_Work to be completed:_ Identify the lines in the data below that contain "structure" and give only how many there are.

_Task input:_
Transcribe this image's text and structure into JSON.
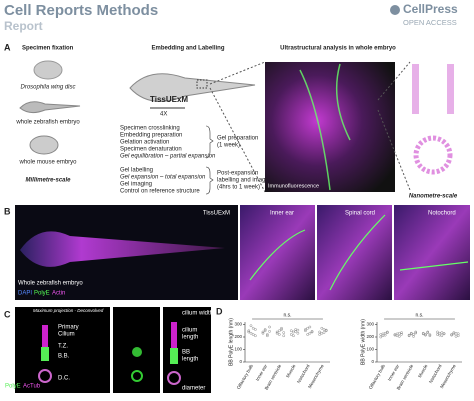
{
  "header": {
    "title": "Cell Reports Methods",
    "subtitle": "Report",
    "brand": "CellPress",
    "brand_sub": "OPEN ACCESS"
  },
  "panel_a": {
    "label": "A",
    "heading_fixation": "Specimen fixation",
    "heading_embedding": "Embedding and Labelling",
    "heading_analysis": "Ultrastructural analysis in whole embryo",
    "specimens": [
      "Drosophila wing disc",
      "whole zebrafish embryo",
      "whole mouse embryo"
    ],
    "scale_left": "Millimetre-scale",
    "method": "TissUExM",
    "magnification": "4X",
    "steps_prep": [
      "Specimen crosslinking",
      "Embedding preparation",
      "Gelation activation",
      "Specimen denaturation",
      "Gel equilibration – partial expansion"
    ],
    "prep_summary": [
      "Gel preparation",
      "(1 week)"
    ],
    "steps_post": [
      "Gel labelling",
      "Gel expansion – total expansion",
      "Gel imaging",
      "Control on reference structure"
    ],
    "post_summary": [
      "Post-expansion",
      "labelling and imaging",
      "(4hrs to 1 week)"
    ],
    "image_label": "Immunofluorescence",
    "scale_right": "Nanometre-scale"
  },
  "panel_b": {
    "label": "B",
    "method": "TissUExM",
    "caption": "Whole zebrafish embryo",
    "legend": [
      "DAPI",
      "PolyE",
      "Actin"
    ],
    "insets": [
      "Inner ear",
      "Spinal cord",
      "Notochord"
    ]
  },
  "panel_c": {
    "label": "C",
    "projection": "Maximum projection - Deconvolved",
    "primary": [
      "Primary",
      "Cilium"
    ],
    "tz": "T.Z.",
    "bb": "B.B.",
    "dc": "D.C.",
    "legend": [
      "PolyE",
      "AcTub"
    ],
    "cilium_width": "cilium width",
    "cilium_length": [
      "cilium",
      "length"
    ],
    "bb_length": [
      "BB",
      "length"
    ],
    "diameter": "diameter"
  },
  "panel_d": {
    "label": "D"
  },
  "chart_data": [
    {
      "type": "strip",
      "y_label": "BB PolyE length (nm)",
      "annotation": "n.s.",
      "categories": [
        "Olfactory bulb",
        "Inner ear",
        "Brain ventricle",
        "Muscle",
        "Notochord",
        "Mesenchyme"
      ],
      "values": [
        [
          250,
          230,
          270,
          210,
          240,
          290,
          220,
          260
        ],
        [
          240,
          260,
          220,
          280,
          230,
          250,
          210,
          245
        ],
        [
          230,
          250,
          270,
          210,
          240,
          220,
          260,
          235
        ],
        [
          220,
          240,
          260,
          230,
          250,
          210,
          245,
          255
        ],
        [
          250,
          270,
          230,
          240,
          260,
          220,
          280,
          245
        ],
        [
          240,
          230,
          260,
          250,
          220,
          270,
          235,
          255
        ]
      ],
      "ylim": [
        0,
        320
      ],
      "yticks": [
        0,
        100,
        200,
        300
      ],
      "color": "#888"
    },
    {
      "type": "strip",
      "y_label": "BB PolyE width (nm)",
      "annotation": "n.s.",
      "categories": [
        "Olfactory bulb",
        "Inner ear",
        "Brain ventricle",
        "Muscle",
        "Notochord",
        "Mesenchyme"
      ],
      "values": [
        [
          220,
          210,
          230,
          240,
          200,
          225,
          215,
          235
        ],
        [
          215,
          225,
          205,
          235,
          220,
          210,
          230,
          222
        ],
        [
          210,
          230,
          220,
          240,
          215,
          225,
          205,
          232
        ],
        [
          225,
          215,
          235,
          210,
          230,
          220,
          240,
          218
        ],
        [
          220,
          230,
          210,
          225,
          240,
          215,
          235,
          228
        ],
        [
          215,
          225,
          230,
          210,
          220,
          235,
          205,
          226
        ]
      ],
      "ylim": [
        0,
        320
      ],
      "yticks": [
        0,
        100,
        200,
        300
      ],
      "color": "#888"
    }
  ]
}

_Response to the task:_ 2